# YOUR OBJECTIVE
Every record should be written out exactly, with the pictures left out.

# THE RECORDS
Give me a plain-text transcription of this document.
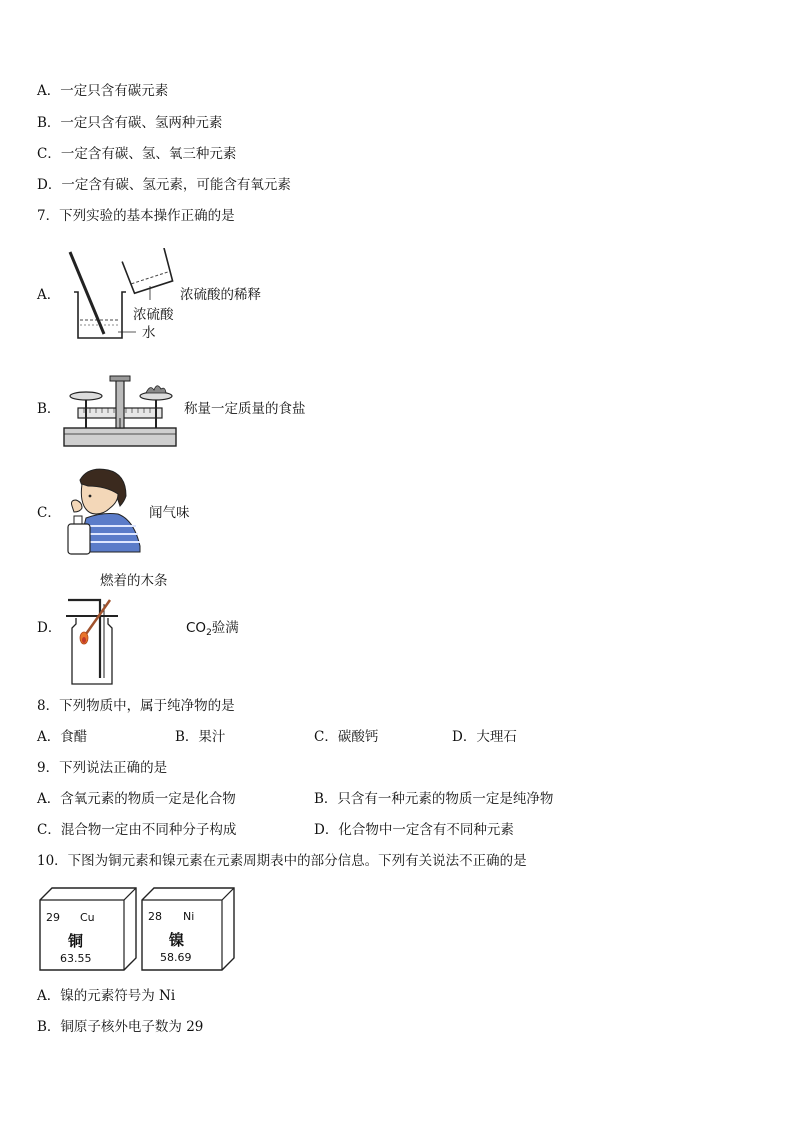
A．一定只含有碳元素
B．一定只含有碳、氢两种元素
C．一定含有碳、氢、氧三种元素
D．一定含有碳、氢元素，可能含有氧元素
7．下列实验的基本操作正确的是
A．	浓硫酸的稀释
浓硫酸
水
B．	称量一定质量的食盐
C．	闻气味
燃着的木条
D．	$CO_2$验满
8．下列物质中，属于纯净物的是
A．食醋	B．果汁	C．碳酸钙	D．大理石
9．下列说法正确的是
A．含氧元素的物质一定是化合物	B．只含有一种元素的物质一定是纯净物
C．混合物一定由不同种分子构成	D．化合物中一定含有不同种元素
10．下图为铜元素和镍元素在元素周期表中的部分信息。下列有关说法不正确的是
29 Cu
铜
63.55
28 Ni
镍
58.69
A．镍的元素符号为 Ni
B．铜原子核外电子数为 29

# SOLUTION FOR THIS TASK
Give me a plain-text transcription of this document.
A．一定只含有碳元素
B．一定只含有碳、氢两种元素
C．一定含有碳、氢、氧三种元素
D．一定含有碳、氢元素，可能含有氧元素
7．下列实验的基本操作正确的是
A．	浓硫酸的稀释
浓硫酸
水
B．	称量一定质量的食盐
C．	闻气味
燃着的木条
D．	$CO_2$验满
8．下列物质中，属于纯净物的是
A．食醋	B．果汁	C．碳酸钙	D．大理石
9．下列说法正确的是
A．含氧元素的物质一定是化合物	B．只含有一种元素的物质一定是纯净物
C．混合物一定由不同种分子构成	D．化合物中一定含有不同种元素
10．下图为铜元素和镍元素在元素周期表中的部分信息。下列有关说法不正确的是
29 Cu
铜
63.55
28 Ni
镍
58.69
A．镍的元素符号为 Ni
B．铜原子核外电子数为 29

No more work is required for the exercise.